• Directive
Transcribe the records that follow, preserving every word.

• Available data
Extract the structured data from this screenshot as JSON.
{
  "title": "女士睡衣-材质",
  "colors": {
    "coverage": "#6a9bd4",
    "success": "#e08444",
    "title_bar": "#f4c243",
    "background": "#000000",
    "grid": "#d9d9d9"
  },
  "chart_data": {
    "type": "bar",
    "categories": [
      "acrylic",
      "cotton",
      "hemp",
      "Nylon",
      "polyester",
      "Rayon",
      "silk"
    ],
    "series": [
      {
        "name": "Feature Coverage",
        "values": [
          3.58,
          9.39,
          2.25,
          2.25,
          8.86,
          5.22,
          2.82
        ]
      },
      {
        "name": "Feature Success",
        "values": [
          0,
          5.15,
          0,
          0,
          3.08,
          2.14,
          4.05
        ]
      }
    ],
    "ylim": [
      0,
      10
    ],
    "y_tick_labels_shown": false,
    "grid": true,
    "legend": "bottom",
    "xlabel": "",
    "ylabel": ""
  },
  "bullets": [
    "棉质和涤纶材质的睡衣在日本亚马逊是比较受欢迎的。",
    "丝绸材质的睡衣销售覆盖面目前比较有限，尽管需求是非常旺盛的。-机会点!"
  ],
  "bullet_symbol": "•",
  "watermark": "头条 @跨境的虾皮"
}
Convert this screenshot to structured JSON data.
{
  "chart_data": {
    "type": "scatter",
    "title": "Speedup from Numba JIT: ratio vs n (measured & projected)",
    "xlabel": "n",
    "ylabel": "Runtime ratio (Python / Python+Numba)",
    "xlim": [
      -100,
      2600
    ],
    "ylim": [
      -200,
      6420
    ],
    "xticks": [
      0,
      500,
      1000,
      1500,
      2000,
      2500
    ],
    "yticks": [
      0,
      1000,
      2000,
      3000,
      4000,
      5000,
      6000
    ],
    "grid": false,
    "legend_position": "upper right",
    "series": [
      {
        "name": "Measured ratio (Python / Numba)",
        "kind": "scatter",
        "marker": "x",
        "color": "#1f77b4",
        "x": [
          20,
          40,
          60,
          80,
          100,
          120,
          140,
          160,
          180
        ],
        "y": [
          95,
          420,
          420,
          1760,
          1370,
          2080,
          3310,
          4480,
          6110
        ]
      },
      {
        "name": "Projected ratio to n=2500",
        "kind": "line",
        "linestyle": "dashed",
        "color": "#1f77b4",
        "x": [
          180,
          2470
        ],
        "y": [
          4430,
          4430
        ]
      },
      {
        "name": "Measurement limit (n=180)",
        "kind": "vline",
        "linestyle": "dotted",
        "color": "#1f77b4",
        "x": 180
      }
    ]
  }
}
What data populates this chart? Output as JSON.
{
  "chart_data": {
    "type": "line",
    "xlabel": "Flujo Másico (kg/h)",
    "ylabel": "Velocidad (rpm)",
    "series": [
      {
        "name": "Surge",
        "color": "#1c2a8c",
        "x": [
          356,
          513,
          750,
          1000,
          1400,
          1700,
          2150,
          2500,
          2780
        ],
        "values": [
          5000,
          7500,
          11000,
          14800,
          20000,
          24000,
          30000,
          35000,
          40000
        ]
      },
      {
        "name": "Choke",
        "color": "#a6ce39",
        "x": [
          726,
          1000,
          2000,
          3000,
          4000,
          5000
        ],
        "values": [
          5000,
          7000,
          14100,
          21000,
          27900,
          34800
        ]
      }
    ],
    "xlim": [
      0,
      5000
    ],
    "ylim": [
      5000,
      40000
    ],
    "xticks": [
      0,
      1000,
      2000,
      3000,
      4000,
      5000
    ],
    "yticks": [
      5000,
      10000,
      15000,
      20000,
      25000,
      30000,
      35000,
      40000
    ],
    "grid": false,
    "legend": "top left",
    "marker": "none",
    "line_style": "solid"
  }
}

• Written answer
Extract the structured data from this screenshot as JSON.
{
  "title": "女士睡衣-材质",
  "colors": {
    "coverage": "#6a9bd4",
    "success": "#e08444",
    "title_bar": "#f4c243",
    "background": "#000000",
    "grid": "#d9d9d9"
  },
  "chart_data": {
    "type": "bar",
    "categories": [
      "acrylic",
      "cotton",
      "hemp",
      "Nylon",
      "polyester",
      "Rayon",
      "silk"
    ],
    "series": [
      {
        "name": "Feature Coverage",
        "values": [
          3.58,
          9.39,
          2.25,
          2.25,
          8.86,
          5.22,
          2.82
        ]
      },
      {
        "name": "Feature Success",
        "values": [
          0,
          5.15,
          0,
          0,
          3.08,
          2.14,
          4.05
        ]
      }
    ],
    "ylim": [
      0,
      10
    ],
    "y_tick_labels_shown": false,
    "grid": true,
    "legend": "bottom",
    "xlabel": "",
    "ylabel": ""
  },
  "bullets": [
    "棉质和涤纶材质的睡衣在日本亚马逊是比较受欢迎的。",
    "丝绸材质的睡衣销售覆盖面目前比较有限，尽管需求是非常旺盛的。-机会点!"
  ],
  "bullet_symbol": "•",
  "watermark": "头条 @跨境的虾皮"
}
Convert this screenshot to structured JSON data.
{
  "chart_data": {
    "type": "scatter",
    "title": "Speedup from Numba JIT: ratio vs n (measured & projected)",
    "xlabel": "n",
    "ylabel": "Runtime ratio (Python / Python+Numba)",
    "xlim": [
      -100,
      2600
    ],
    "ylim": [
      -200,
      6420
    ],
    "xticks": [
      0,
      500,
      1000,
      1500,
      2000,
      2500
    ],
    "yticks": [
      0,
      1000,
      2000,
      3000,
      4000,
      5000,
      6000
    ],
    "grid": false,
    "legend_position": "upper right",
    "series": [
      {
        "name": "Measured ratio (Python / Numba)",
        "kind": "scatter",
        "marker": "x",
        "color": "#1f77b4",
        "x": [
          20,
          40,
          60,
          80,
          100,
          120,
          140,
          160,
          180
        ],
        "y": [
          95,
          420,
          420,
          1760,
          1370,
          2080,
          3310,
          4480,
          6110
        ]
      },
      {
        "name": "Projected ratio to n=2500",
        "kind": "line",
        "linestyle": "dashed",
        "color": "#1f77b4",
        "x": [
          180,
          2470
        ],
        "y": [
          4430,
          4430
        ]
      },
      {
        "name": "Measurement limit (n=180)",
        "kind": "vline",
        "linestyle": "dotted",
        "color": "#1f77b4",
        "x": 180
      }
    ]
  }
}
What data populates this chart? Output as JSON.
{
  "chart_data": {
    "type": "line",
    "xlabel": "Flujo Másico (kg/h)",
    "ylabel": "Velocidad (rpm)",
    "series": [
      {
        "name": "Surge",
        "color": "#1c2a8c",
        "x": [
          356,
          513,
          750,
          1000,
          1400,
          1700,
          2150,
          2500,
          2780
        ],
        "values": [
          5000,
          7500,
          11000,
          14800,
          20000,
          24000,
          30000,
          35000,
          40000
        ]
      },
      {
        "name": "Choke",
        "color": "#a6ce39",
        "x": [
          726,
          1000,
          2000,
          3000,
          4000,
          5000
        ],
        "values": [
          5000,
          7000,
          14100,
          21000,
          27900,
          34800
        ]
      }
    ],
    "xlim": [
      0,
      5000
    ],
    "ylim": [
      5000,
      40000
    ],
    "xticks": [
      0,
      1000,
      2000,
      3000,
      4000,
      5000
    ],
    "yticks": [
      5000,
      10000,
      15000,
      20000,
      25000,
      30000,
      35000,
      40000
    ],
    "grid": false,
    "legend": "top left",
    "marker": "none",
    "line_style": "solid"
  }
}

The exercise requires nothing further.